> _PROBLEM REQUIREMENTS_
Some lines in the entries contain the word "reserved". Copy all of them.

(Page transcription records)

- Opening Delimiter -

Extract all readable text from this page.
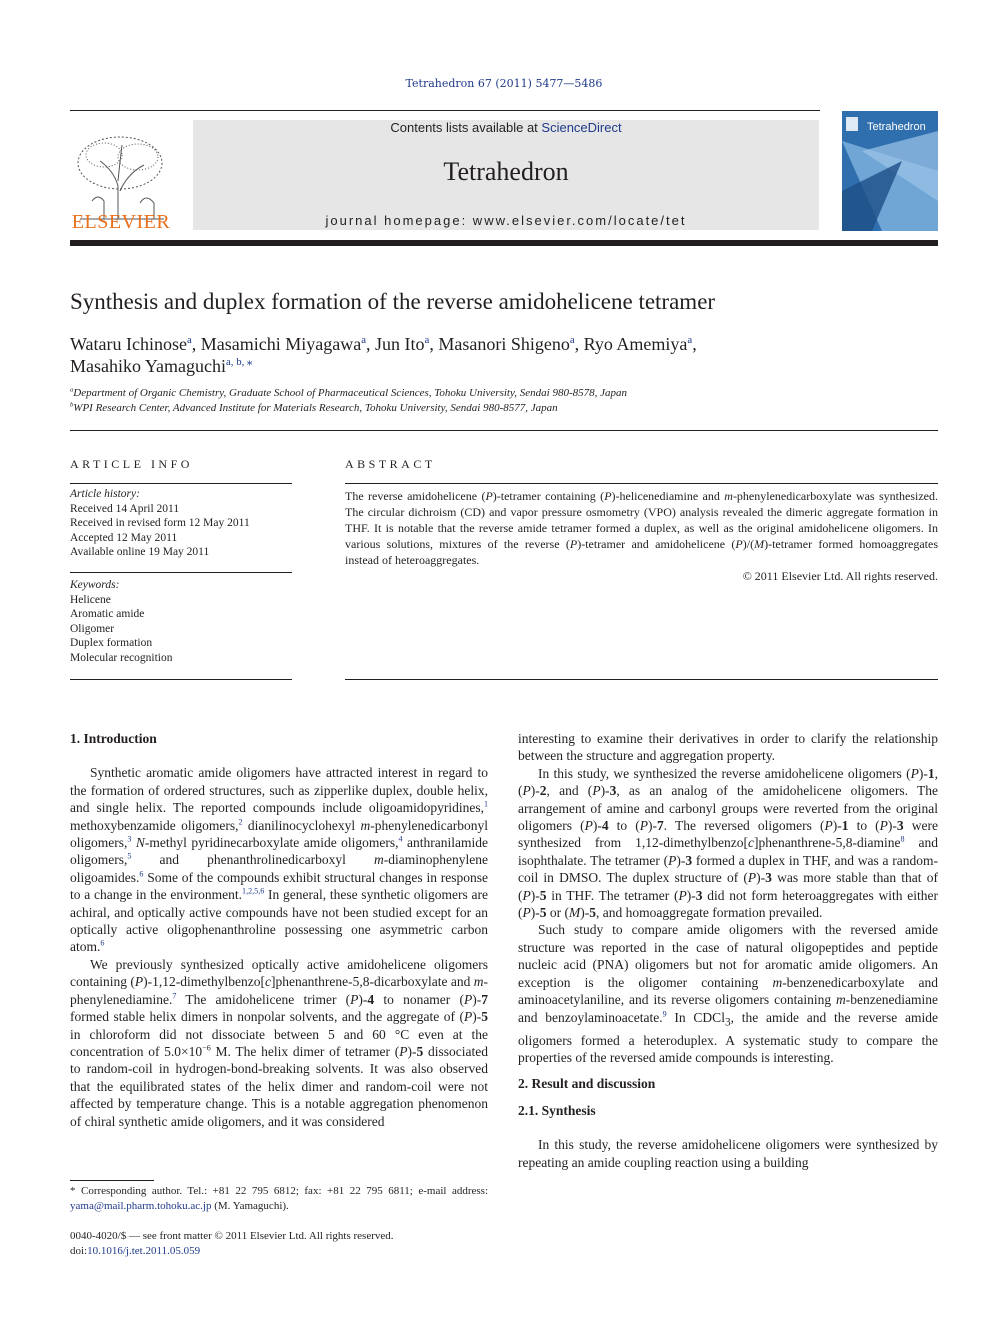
Tetrahedron 67 (2011) 5477—5486
ELSEVIER
Contents lists available at ScienceDirect
Tetrahedron
journal homepage: www.elsevier.com/locate/tet
Tetrahedron
Synthesis and duplex formation of the reverse amidohelicene tetramer
Wataru Ichinose$^a$, Masamichi Miyagawa$^a$, Jun Ito$^a$, Masanori Shigeno$^a$, Ryo Amemiya$^a$,
Masahiko Yamaguchi$^{a, b, ⁎}$
$^a$Department of Organic Chemistry, Graduate School of Pharmaceutical Sciences, Tohoku University, Sendai 980-8578, Japan
$^b$WPI Research Center, Advanced Institute for Materials Research, Tohoku University, Sendai 980-8577, Japan
ARTICLE INFO	ABSTRACT
Article history:
Received 14 April 2011
Received in revised form 12 May 2011
Accepted 12 May 2011
Available online 19 May 2011
Keywords:
Helicene
Aromatic amide
Oligomer
Duplex formation
Molecular recognition
The reverse amidohelicene (P)-tetramer containing (P)-helicenediamine and m-phenylenedicarboxylate was synthesized. The circular dichroism (CD) and vapor pressure osmometry (VPO) analysis revealed the dimeric aggregate formation in THF. It is notable that the reverse amide tetramer formed a duplex, as well as the original amidohelicene oligomers. In various solutions, mixtures of the reverse (P)-tetramer and amidohelicene (P)/(M)-tetramer formed homoaggregates instead of heteroaggregates.
© 2011 Elsevier Ltd. All rights reserved.
1. Introduction

Synthetic aromatic amide oligomers have attracted interest in regard to the formation of ordered structures, such as zipperlike duplex, double helix, and single helix. The reported compounds include oligoamidopyridines,$^1$ methoxybenzamide oligomers,$^2$ dianilinocyclohexyl m-phenylenedicarbonyl oligomers,$^3$ N-methyl pyridinecarboxylate amide oligomers,$^4$ anthranilamide oligomers,$^5$ and phenanthrolinedicarboxyl m-diaminophenylene oligoamides.$^6$ Some of the compounds exhibit structural changes in response to a change in the environment.$^{1,2,5,6}$ In general, these synthetic oligomers are achiral, and optically active compounds have not been studied except for an optically active oligophenanthroline possessing one asymmetric carbon atom.$^6$

We previously synthesized optically active amidohelicene oligomers containing (P)-1,12-dimethylbenzo[c]phenanthrene-5,8-dicarboxylate and m-phenylenediamine.$^7$ The amidohelicene trimer (P)-4 to nonamer (P)-7 formed stable helix dimers in nonpolar solvents, and the aggregate of (P)-5 in chloroform did not dissociate between 5 and 60 °C even at the concentration of $5.0\times 10^{-6}$ M. The helix dimer of tetramer (P)-5 dissociated to random-coil in hydrogen-bond-breaking solvents. It was also observed that the equilibrated states of the helix dimer and random-coil were not affected by temperature change. This is a notable aggregation phenomenon of chiral synthetic amide oligomers, and it was considered

interesting to examine their derivatives in order to clarify the relationship between the structure and aggregation property.

In this study, we synthesized the reverse amidohelicene oligomers (P)-1, (P)-2, and (P)-3, as an analog of the amidohelicene oligomers. The arrangement of amine and carbonyl groups were reverted from the original oligomers (P)-4 to (P)-7. The reversed oligomers (P)-1 to (P)-3 were synthesized from 1,12-dimethylbenzo[c]phenanthrene-5,8-diamine$^8$ and isophthalate. The tetramer (P)-3 formed a duplex in THF, and was a random-coil in DMSO. The duplex structure of (P)-3 was more stable than that of (P)-5 in THF. The tetramer (P)-3 did not form heteroaggregates with either (P)-5 or (M)-5, and homoaggregate formation prevailed.

Such study to compare amide oligomers with the reversed amide structure was reported in the case of natural oligopeptides and peptide nucleic acid (PNA) oligomers but not for aromatic amide oligomers. An exception is the oligomer containing m-benzenedicarboxylate and aminoacetylaniline, and its reverse oligomers containing m-benzenediamine and benzoylaminoacetate.$^9$ In CDCl$_3$, the amide and the reverse amide oligomers formed a heteroduplex. A systematic study to compare the properties of the reversed amide compounds is interesting.

2. Result and discussion
2.1. Synthesis

In this study, the reverse amidohelicene oligomers were synthesized by repeating an amide coupling reaction using a building

* Corresponding author. Tel.: +81 22 795 6812; fax: +81 22 795 6811; e-mail address: yama@mail.pharm.tohoku.ac.jp (M. Yamaguchi).
0040-4020/$ — see front matter © 2011 Elsevier Ltd. All rights reserved.
doi:10.1016/j.tet.2011.05.059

- Closing Delimiter -

> _EXERCISE OUTPUT_
© 2011 Elsevier Ltd. All rights reserved.
0040-4020/$ — see front matter © 2011 Elsevier Ltd. All rights reserved.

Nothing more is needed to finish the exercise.